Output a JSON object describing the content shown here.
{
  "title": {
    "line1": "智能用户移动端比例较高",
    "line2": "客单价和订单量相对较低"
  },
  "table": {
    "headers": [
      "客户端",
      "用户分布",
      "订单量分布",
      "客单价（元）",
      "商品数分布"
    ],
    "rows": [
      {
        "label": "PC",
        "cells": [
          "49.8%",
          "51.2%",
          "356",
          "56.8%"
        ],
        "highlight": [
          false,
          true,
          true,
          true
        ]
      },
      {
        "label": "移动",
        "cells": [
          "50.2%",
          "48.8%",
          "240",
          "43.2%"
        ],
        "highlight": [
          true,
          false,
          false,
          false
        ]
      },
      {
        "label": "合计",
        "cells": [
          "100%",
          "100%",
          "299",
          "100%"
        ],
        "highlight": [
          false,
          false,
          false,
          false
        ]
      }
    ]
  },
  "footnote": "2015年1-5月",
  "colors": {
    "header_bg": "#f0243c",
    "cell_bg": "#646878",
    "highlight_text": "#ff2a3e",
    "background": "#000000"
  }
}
^^^^^^^^
Transcribe all lines as written.

Output a JSON object describing the content shown here.
{
  "title": {
    "line1": "智能用户移动端比例较高",
    "line2": "客单价和订单量相对较低"
  },
  "table": {
    "headers": [
      "客户端",
      "用户分布",
      "订单量分布",
      "客单价（元）",
      "商品数分布"
    ],
    "rows": [
      {
        "label": "PC",
        "cells": [
          "49.8%",
          "51.2%",
          "356",
          "56.8%"
        ],
        "highlight": [
          false,
          true,
          true,
          true
        ]
      },
      {
        "label": "移动",
        "cells": [
          "50.2%",
          "48.8%",
          "240",
          "43.2%"
        ],
        "highlight": [
          true,
          false,
          false,
          false
        ]
      },
      {
        "label": "合计",
        "cells": [
          "100%",
          "100%",
          "299",
          "100%"
        ],
        "highlight": [
          false,
          false,
          false,
          false
        ]
      }
    ]
  },
  "footnote": "2015年1-5月",
  "colors": {
    "header_bg": "#f0243c",
    "cell_bg": "#646878",
    "highlight_text": "#ff2a3e",
    "background": "#000000"
  }
}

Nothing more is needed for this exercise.